(THE REQUEST):
Locate and copy each line in the data that contains the word "Length".

(Source records)
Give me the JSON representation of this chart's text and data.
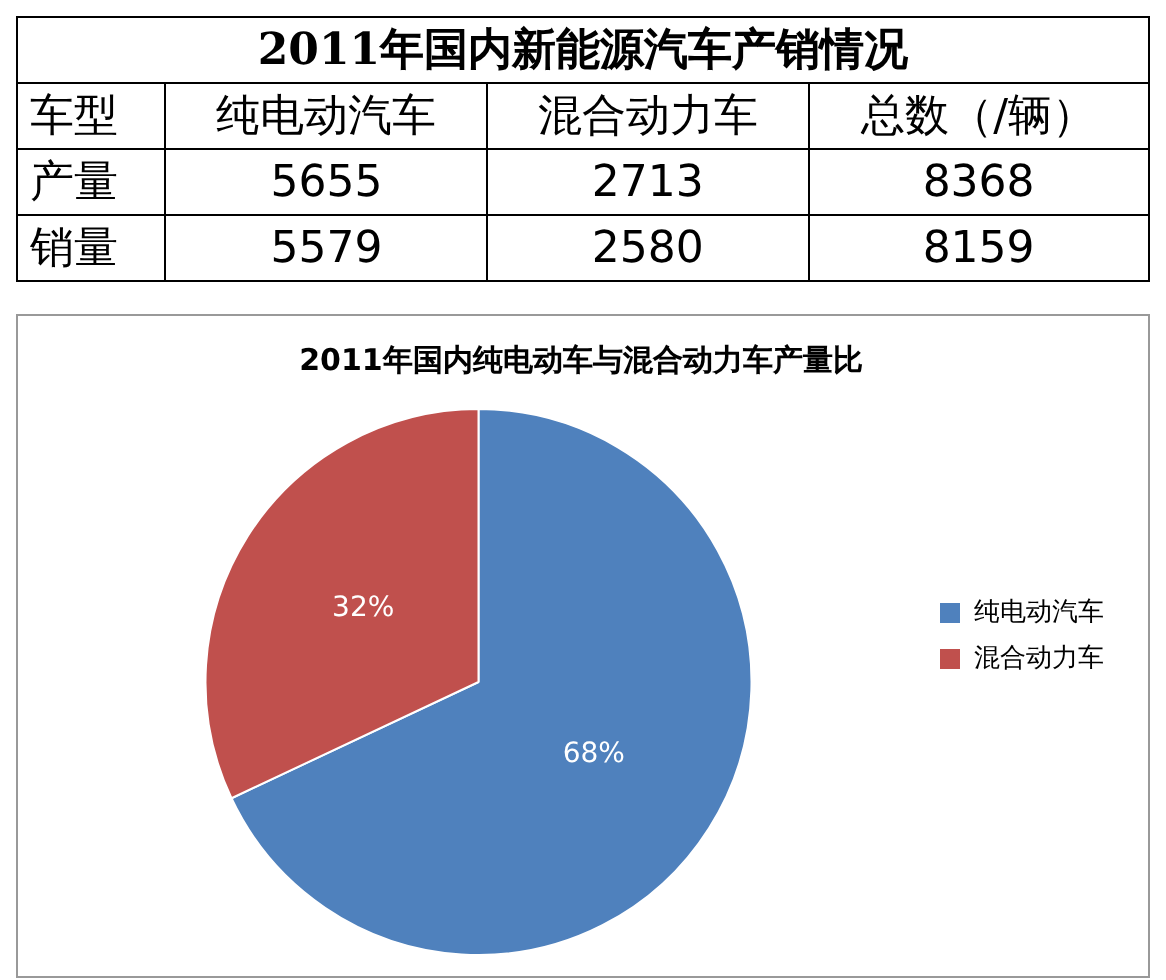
{
  "chart_data": [
    {
      "type": "heatmap",
      "title": "2011年国内新能源汽车产销情况",
      "ylabel": "车型",
      "categories": [
        "纯电动汽车",
        "混合动力车",
        "总数（/辆）"
      ],
      "y_categories": [
        "产量",
        "销量"
      ],
      "cells": [
        [
          5655,
          2713,
          8368
        ],
        [
          5579,
          2580,
          8159
        ]
      ],
      "data_labels": true
    },
    {
      "type": "pie",
      "title": "2011年国内纯电动车与混合动力车产量比",
      "categories": [
        "纯电动汽车",
        "混合动力车"
      ],
      "values": [
        68,
        32
      ],
      "colors": [
        "#4f81bd",
        "#c0504d"
      ],
      "value_labels": [
        "68%",
        "32%"
      ],
      "legend": "right"
    }
  ]
}
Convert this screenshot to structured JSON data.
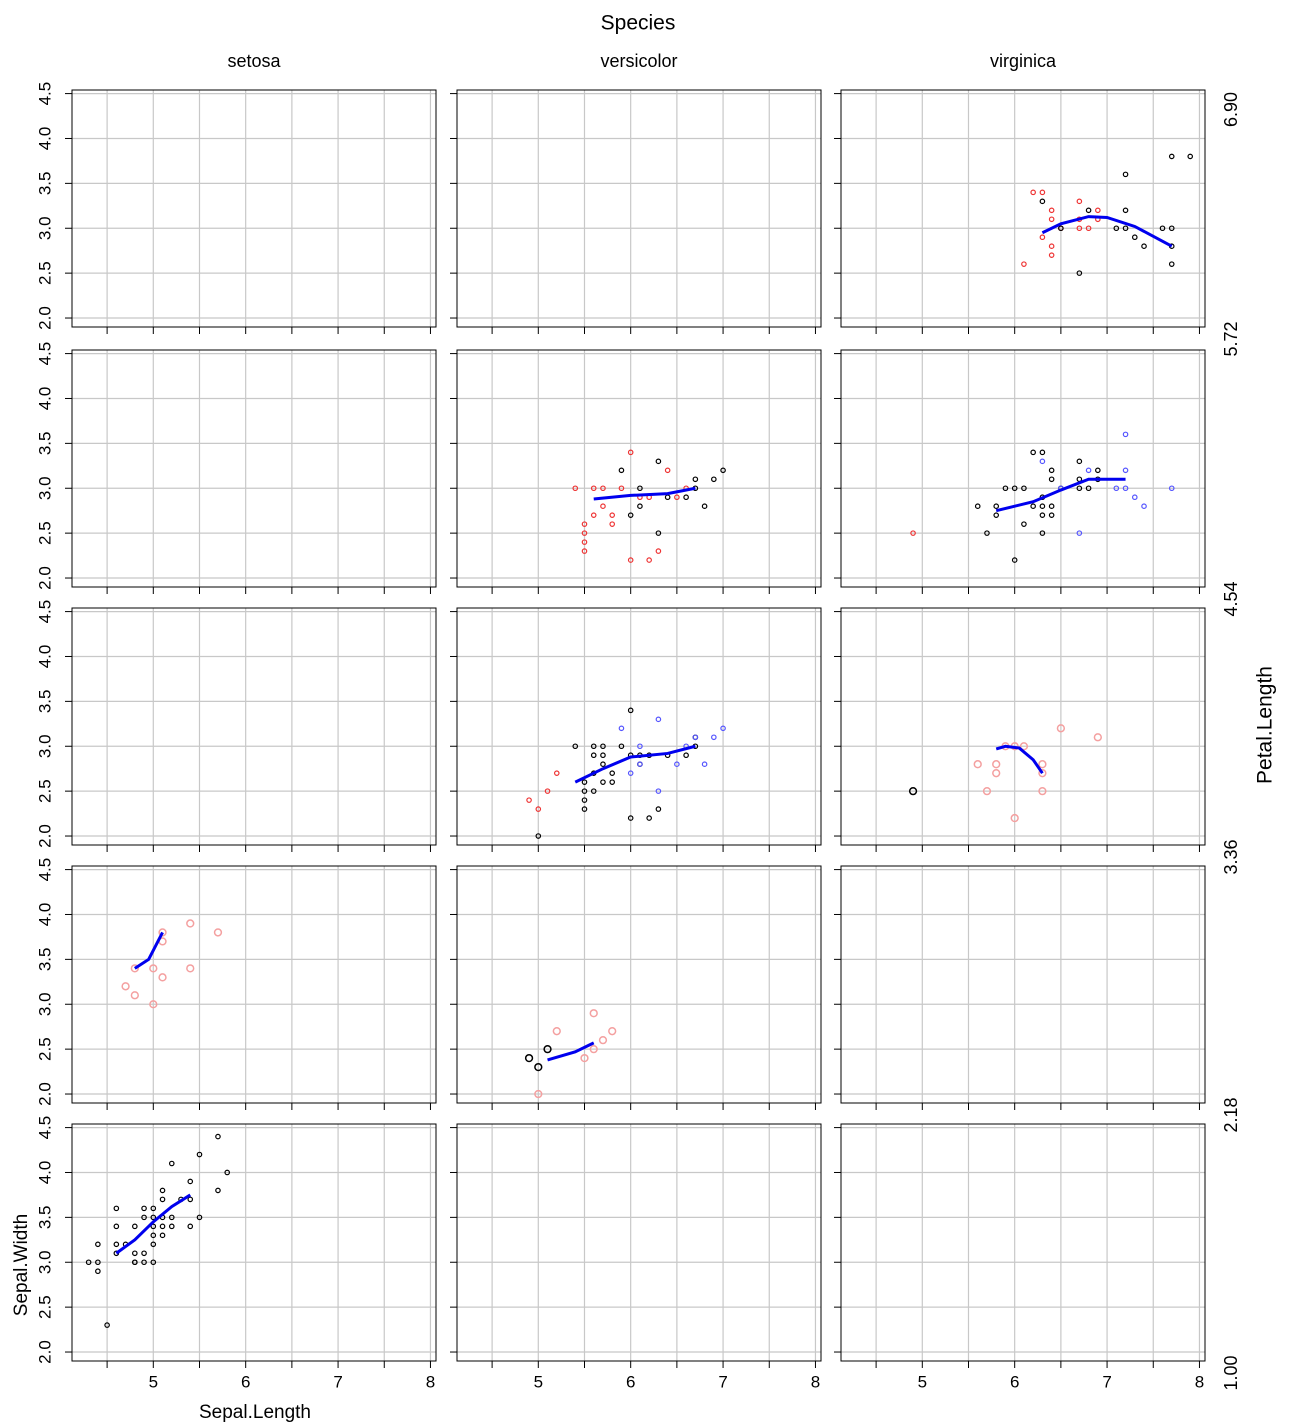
{
  "chart_data": {
    "type": "coplot",
    "title": "Species",
    "columns": [
      "setosa",
      "versicolor",
      "virginica"
    ],
    "row_label": "Petal.Length",
    "row_breaks": [
      {
        "value": 6.9,
        "label": "6.90"
      },
      {
        "value": 5.72,
        "label": "5.72"
      },
      {
        "value": 4.54,
        "label": "4.54"
      },
      {
        "value": 3.36,
        "label": "3.36"
      },
      {
        "value": 2.18,
        "label": "2.18"
      },
      {
        "value": 1,
        "label": "1.00"
      }
    ],
    "x_label": "Sepal.Length",
    "y_label": "Sepal.Width",
    "xlim": [
      4.12,
      8.06
    ],
    "ylim": [
      1.9,
      4.54
    ],
    "xticks": [
      5,
      6,
      7,
      8
    ],
    "minor_xticks": [
      4.5,
      5.5,
      6.5,
      7.5
    ],
    "yticks": [
      {
        "value": 2,
        "label": "2.0"
      },
      2.5,
      {
        "value": 3,
        "label": "3.0"
      },
      3.5,
      {
        "value": 4,
        "label": "4.0"
      },
      4.5
    ],
    "grid": true,
    "smooth_color": "#0000ee",
    "panels": [
      [
        {
          "series": []
        },
        {
          "series": []
        },
        {
          "series": [
            {
              "color": "#ee3333",
              "x": [
                6.2,
                6.3,
                6.4,
                6.4,
                6.3,
                6.4,
                6.4,
                6.1,
                6.5,
                6.7,
                6.7,
                6.7,
                6.8,
                6.9,
                6.9
              ],
              "y": [
                3.4,
                3.4,
                3.2,
                3.1,
                2.9,
                2.8,
                2.7,
                2.6,
                3.0,
                3.3,
                3.1,
                3.0,
                3.0,
                3.2,
                3.1
              ]
            },
            {
              "color": "#000000",
              "x": [
                6.3,
                6.8,
                7.2,
                7.2,
                6.5,
                7.1,
                7.2,
                7.3,
                7.4,
                7.6,
                7.7,
                7.7,
                7.7,
                7.7,
                7.9,
                6.7
              ],
              "y": [
                3.3,
                3.2,
                3.6,
                3.2,
                3.0,
                3.0,
                3.0,
                2.9,
                2.8,
                3.0,
                3.0,
                2.8,
                2.6,
                3.8,
                3.8,
                2.5
              ]
            }
          ],
          "smooth": {
            "x": [
              6.3,
              6.5,
              6.8,
              7.0,
              7.3,
              7.7
            ],
            "y": [
              2.95,
              3.05,
              3.13,
              3.12,
              3.02,
              2.8
            ]
          }
        }
      ],
      [
        {
          "series": []
        },
        {
          "series": [
            {
              "color": "#ee3333",
              "x": [
                5.4,
                5.5,
                5.5,
                5.5,
                5.5,
                5.6,
                5.6,
                5.7,
                5.7,
                5.8,
                5.8,
                5.9,
                6.0,
                6.0,
                6.1,
                6.2,
                6.3,
                6.4,
                6.5,
                6.6,
                6.2
              ],
              "y": [
                3.0,
                2.6,
                2.5,
                2.4,
                2.3,
                2.7,
                3.0,
                2.8,
                3.0,
                2.6,
                2.7,
                3.0,
                3.4,
                2.2,
                2.9,
                2.2,
                2.3,
                3.2,
                2.9,
                3.0,
                2.9
              ]
            },
            {
              "color": "#000000",
              "x": [
                5.9,
                6.0,
                6.1,
                6.1,
                6.3,
                6.3,
                6.4,
                6.6,
                6.7,
                6.7,
                6.8,
                6.9,
                7.0
              ],
              "y": [
                3.2,
                2.7,
                3.0,
                2.8,
                3.3,
                2.5,
                2.9,
                2.9,
                3.1,
                3.0,
                2.8,
                3.1,
                3.2
              ]
            }
          ],
          "smooth": {
            "x": [
              5.6,
              6.0,
              6.4,
              6.7
            ],
            "y": [
              2.88,
              2.92,
              2.94,
              3.0
            ]
          }
        },
        {
          "series": [
            {
              "color": "#ee3333",
              "x": [
                4.9
              ],
              "y": [
                2.5
              ]
            },
            {
              "color": "#000000",
              "x": [
                5.6,
                5.7,
                5.8,
                5.8,
                5.9,
                6.0,
                6.0,
                6.1,
                6.1,
                6.2,
                6.3,
                6.2,
                6.3,
                6.3,
                6.3,
                6.4,
                6.4,
                6.4,
                6.5,
                6.4,
                6.7,
                6.7,
                6.7,
                6.8,
                6.9,
                6.9,
                6.3
              ],
              "y": [
                2.8,
                2.5,
                2.7,
                2.8,
                3.0,
                3.0,
                2.2,
                3.0,
                2.6,
                2.8,
                3.4,
                3.4,
                2.8,
                2.7,
                2.5,
                2.8,
                2.7,
                3.2,
                3.0,
                3.1,
                3.3,
                3.1,
                3.0,
                3.0,
                3.1,
                3.2,
                2.9
              ]
            },
            {
              "color": "#5555ff",
              "x": [
                6.3,
                6.5,
                6.7,
                6.8,
                7.1,
                7.2,
                7.2,
                7.2,
                7.3,
                7.4,
                7.7
              ],
              "y": [
                3.3,
                3.0,
                2.5,
                3.2,
                3.0,
                3.6,
                3.2,
                3.0,
                2.9,
                2.8,
                3.0
              ]
            }
          ],
          "smooth": {
            "x": [
              5.8,
              6.2,
              6.5,
              6.8,
              7.2
            ],
            "y": [
              2.75,
              2.85,
              2.98,
              3.1,
              3.1
            ]
          }
        }
      ],
      [
        {
          "series": []
        },
        {
          "series": [
            {
              "color": "#ee3333",
              "x": [
                4.9,
                5.0,
                5.2,
                5.1
              ],
              "y": [
                2.4,
                2.3,
                2.7,
                2.5
              ]
            },
            {
              "color": "#000000",
              "x": [
                5.0,
                5.4,
                5.5,
                5.5,
                5.5,
                5.5,
                5.6,
                5.6,
                5.6,
                5.6,
                5.7,
                5.7,
                5.7,
                5.7,
                5.8,
                5.8,
                5.9,
                6.0,
                6.0,
                6.0,
                6.1,
                6.1,
                6.2,
                6.2,
                6.3,
                6.4,
                6.6,
                6.7,
                6.7
              ],
              "y": [
                2.0,
                3.0,
                2.5,
                2.4,
                2.3,
                2.6,
                3.0,
                2.9,
                2.7,
                2.5,
                3.0,
                2.9,
                2.8,
                2.6,
                2.7,
                2.6,
                3.0,
                3.4,
                2.9,
                2.2,
                2.8,
                2.9,
                2.9,
                2.2,
                2.3,
                2.9,
                2.9,
                3.0,
                3.1
              ]
            },
            {
              "color": "#5555ff",
              "x": [
                5.9,
                6.0,
                6.1,
                6.3,
                6.3,
                6.1,
                6.5,
                6.6,
                6.7,
                6.8,
                6.9,
                7.0
              ],
              "y": [
                3.2,
                2.7,
                3.0,
                3.3,
                2.5,
                2.8,
                2.8,
                3.0,
                3.1,
                2.8,
                3.1,
                3.2
              ]
            }
          ],
          "smooth": {
            "x": [
              5.4,
              5.7,
              6.0,
              6.4,
              6.7
            ],
            "y": [
              2.6,
              2.75,
              2.88,
              2.92,
              3.0
            ]
          }
        },
        {
          "series": [
            {
              "color": "#000000",
              "x": [
                4.9
              ],
              "y": [
                2.5
              ]
            },
            {
              "color": "#f4a0a0",
              "x": [
                5.6,
                5.7,
                5.8,
                5.8,
                5.9,
                6.0,
                6.0,
                6.1,
                6.3,
                6.3,
                6.3,
                6.5,
                6.9
              ],
              "y": [
                2.8,
                2.5,
                2.8,
                2.7,
                3.0,
                3.0,
                2.2,
                3.0,
                2.8,
                2.7,
                2.5,
                3.2,
                3.1
              ]
            }
          ],
          "smooth": {
            "x": [
              5.8,
              5.9,
              6.05,
              6.2,
              6.3
            ],
            "y": [
              2.97,
              3.0,
              2.98,
              2.85,
              2.7
            ]
          }
        }
      ],
      [
        {
          "series": [
            {
              "color": "#f4a0a0",
              "x": [
                4.8,
                4.7,
                4.8,
                5.0,
                5.0,
                5.1,
                5.1,
                5.4,
                5.4,
                5.7,
                5.1
              ],
              "y": [
                3.4,
                3.2,
                3.1,
                3.4,
                3.0,
                3.8,
                3.3,
                3.9,
                3.4,
                3.8,
                3.7
              ]
            }
          ],
          "smooth": {
            "x": [
              4.8,
              4.95,
              5.1
            ],
            "y": [
              3.4,
              3.5,
              3.8
            ]
          }
        },
        {
          "series": [
            {
              "color": "#000000",
              "x": [
                4.9,
                5.0,
                5.1
              ],
              "y": [
                2.4,
                2.3,
                2.5
              ]
            },
            {
              "color": "#f4a0a0",
              "x": [
                5.0,
                5.2,
                5.5,
                5.6,
                5.6,
                5.7,
                5.8
              ],
              "y": [
                2.0,
                2.7,
                2.4,
                2.9,
                2.5,
                2.6,
                2.7
              ]
            }
          ],
          "smooth": {
            "x": [
              5.1,
              5.4,
              5.6
            ],
            "y": [
              2.38,
              2.47,
              2.57
            ]
          }
        },
        {
          "series": []
        }
      ],
      [
        {
          "series": [
            {
              "color": "#000000",
              "x": [
                4.3,
                4.4,
                4.4,
                4.4,
                4.5,
                4.6,
                4.6,
                4.6,
                4.6,
                4.7,
                4.8,
                4.8,
                4.8,
                4.9,
                4.9,
                4.9,
                5.0,
                5.0,
                5.0,
                5.0,
                5.0,
                5.0,
                5.1,
                5.1,
                5.1,
                5.1,
                5.1,
                5.2,
                5.2,
                5.2,
                5.3,
                5.4,
                5.4,
                5.4,
                5.5,
                5.5,
                5.7,
                5.7,
                5.8,
                4.9,
                4.8
              ],
              "y": [
                3.0,
                3.2,
                3.0,
                2.9,
                2.3,
                3.6,
                3.4,
                3.2,
                3.1,
                3.2,
                3.4,
                3.1,
                3.0,
                3.6,
                3.1,
                3.0,
                3.6,
                3.5,
                3.4,
                3.3,
                3.2,
                3.0,
                3.8,
                3.7,
                3.5,
                3.4,
                3.3,
                4.1,
                3.5,
                3.4,
                3.7,
                3.9,
                3.7,
                3.4,
                4.2,
                3.5,
                4.4,
                3.8,
                4.0,
                3.5,
                3.0
              ]
            }
          ],
          "smooth": {
            "x": [
              4.6,
              4.8,
              5.0,
              5.2,
              5.4
            ],
            "y": [
              3.1,
              3.25,
              3.45,
              3.62,
              3.75
            ]
          }
        },
        {
          "series": []
        },
        {
          "series": []
        }
      ]
    ]
  }
}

(TASK ANSWER):
    "row_label": "Petal.Length",
    "x_label": "Sepal.Length",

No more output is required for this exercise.